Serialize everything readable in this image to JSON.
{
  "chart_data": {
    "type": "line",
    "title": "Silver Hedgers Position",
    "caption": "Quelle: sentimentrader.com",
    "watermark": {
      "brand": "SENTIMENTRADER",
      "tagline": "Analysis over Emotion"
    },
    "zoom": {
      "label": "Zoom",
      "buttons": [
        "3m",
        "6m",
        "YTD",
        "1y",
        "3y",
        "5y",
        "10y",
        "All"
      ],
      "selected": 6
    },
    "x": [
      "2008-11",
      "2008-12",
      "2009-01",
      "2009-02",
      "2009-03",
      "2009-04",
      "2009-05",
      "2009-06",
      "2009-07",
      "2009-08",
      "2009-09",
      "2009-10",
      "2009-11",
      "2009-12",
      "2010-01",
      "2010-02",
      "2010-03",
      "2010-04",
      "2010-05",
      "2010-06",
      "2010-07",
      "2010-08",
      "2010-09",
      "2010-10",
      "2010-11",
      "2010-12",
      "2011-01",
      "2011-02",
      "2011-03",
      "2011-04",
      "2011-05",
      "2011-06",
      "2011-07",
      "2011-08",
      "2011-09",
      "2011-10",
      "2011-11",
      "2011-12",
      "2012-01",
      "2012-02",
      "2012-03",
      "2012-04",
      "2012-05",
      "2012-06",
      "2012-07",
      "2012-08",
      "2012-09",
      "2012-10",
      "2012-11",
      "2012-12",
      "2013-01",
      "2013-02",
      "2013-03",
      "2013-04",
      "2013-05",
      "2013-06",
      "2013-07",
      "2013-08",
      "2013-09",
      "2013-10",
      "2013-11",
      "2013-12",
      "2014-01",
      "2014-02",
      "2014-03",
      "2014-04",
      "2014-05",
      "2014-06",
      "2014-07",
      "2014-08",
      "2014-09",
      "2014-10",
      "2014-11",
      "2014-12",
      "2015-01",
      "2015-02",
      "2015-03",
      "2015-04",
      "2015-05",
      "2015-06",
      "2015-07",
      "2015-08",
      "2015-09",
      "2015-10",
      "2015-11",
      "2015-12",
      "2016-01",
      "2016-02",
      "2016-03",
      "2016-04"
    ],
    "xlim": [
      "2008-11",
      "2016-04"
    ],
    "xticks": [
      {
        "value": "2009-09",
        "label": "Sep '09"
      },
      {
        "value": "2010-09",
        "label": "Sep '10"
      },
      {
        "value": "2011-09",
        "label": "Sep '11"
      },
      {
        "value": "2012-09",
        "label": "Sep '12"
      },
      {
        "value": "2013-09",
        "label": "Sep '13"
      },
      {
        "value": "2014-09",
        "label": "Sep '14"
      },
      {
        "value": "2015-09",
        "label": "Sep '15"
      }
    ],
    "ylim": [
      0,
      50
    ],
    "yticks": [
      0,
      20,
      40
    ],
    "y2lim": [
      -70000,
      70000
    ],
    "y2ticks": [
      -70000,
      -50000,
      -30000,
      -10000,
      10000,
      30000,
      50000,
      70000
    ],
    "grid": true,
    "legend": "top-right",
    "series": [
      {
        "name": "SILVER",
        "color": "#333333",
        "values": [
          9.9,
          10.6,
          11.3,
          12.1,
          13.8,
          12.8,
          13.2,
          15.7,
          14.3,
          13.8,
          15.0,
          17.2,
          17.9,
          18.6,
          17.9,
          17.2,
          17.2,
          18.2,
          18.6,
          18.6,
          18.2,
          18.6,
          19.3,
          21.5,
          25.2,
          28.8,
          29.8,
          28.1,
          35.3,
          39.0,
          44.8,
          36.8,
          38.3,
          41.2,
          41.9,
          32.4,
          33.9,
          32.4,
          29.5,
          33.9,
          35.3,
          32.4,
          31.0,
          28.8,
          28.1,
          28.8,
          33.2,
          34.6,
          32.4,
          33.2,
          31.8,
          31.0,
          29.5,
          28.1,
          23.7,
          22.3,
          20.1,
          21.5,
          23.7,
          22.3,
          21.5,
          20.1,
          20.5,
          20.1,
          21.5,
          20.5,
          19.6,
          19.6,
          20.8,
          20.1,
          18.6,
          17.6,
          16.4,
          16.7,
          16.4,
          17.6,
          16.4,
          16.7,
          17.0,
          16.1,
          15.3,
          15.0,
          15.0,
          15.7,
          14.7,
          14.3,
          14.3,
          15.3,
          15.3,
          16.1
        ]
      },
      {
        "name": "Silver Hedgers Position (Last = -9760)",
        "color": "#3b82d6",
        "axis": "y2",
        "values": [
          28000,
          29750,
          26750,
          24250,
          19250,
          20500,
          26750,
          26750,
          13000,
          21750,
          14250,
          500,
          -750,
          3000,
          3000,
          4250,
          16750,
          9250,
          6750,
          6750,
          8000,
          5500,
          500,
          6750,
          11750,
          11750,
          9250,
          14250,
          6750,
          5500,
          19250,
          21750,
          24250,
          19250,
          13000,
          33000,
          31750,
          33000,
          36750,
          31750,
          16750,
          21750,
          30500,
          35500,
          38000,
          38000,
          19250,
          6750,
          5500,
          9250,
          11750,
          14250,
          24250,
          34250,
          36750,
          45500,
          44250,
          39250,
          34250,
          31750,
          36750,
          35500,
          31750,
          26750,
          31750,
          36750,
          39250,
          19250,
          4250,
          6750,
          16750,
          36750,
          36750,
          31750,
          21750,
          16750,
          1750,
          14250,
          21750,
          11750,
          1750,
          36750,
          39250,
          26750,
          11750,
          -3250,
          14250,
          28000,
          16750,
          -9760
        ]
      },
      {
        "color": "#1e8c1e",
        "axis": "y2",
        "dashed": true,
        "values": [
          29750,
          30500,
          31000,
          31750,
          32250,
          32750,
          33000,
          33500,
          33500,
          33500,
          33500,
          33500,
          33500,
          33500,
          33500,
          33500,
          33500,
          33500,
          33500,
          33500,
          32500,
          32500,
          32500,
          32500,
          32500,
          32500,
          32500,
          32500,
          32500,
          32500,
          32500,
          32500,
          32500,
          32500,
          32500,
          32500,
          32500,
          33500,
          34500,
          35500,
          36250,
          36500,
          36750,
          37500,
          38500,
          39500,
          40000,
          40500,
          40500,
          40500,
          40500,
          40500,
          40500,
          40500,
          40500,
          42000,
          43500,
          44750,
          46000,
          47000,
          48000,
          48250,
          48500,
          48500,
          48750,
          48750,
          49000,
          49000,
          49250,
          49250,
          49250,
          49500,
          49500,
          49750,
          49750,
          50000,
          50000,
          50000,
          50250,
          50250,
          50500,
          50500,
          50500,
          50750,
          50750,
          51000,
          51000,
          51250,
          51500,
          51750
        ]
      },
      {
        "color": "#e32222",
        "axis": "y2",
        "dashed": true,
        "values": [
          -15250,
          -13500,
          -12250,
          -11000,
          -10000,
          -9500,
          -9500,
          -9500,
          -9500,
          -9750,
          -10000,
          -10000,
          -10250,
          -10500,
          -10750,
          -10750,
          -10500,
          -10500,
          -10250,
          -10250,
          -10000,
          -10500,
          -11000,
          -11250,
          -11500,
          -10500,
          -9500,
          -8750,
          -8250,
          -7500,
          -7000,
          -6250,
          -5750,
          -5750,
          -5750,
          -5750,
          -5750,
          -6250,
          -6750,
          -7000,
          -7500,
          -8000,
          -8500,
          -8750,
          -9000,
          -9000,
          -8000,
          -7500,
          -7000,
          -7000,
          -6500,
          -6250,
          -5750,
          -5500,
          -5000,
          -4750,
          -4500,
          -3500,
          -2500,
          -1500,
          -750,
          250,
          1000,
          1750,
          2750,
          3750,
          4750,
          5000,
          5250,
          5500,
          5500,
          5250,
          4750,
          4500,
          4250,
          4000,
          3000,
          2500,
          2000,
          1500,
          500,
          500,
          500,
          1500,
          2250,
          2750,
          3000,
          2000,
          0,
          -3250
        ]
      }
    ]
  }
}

----

Direction >> Filter for "Position". Return all lines that hold it.

Output for this task >>
    "title": "Silver Hedgers Position",
        "name": "Silver Hedgers Position (Last = -9760)",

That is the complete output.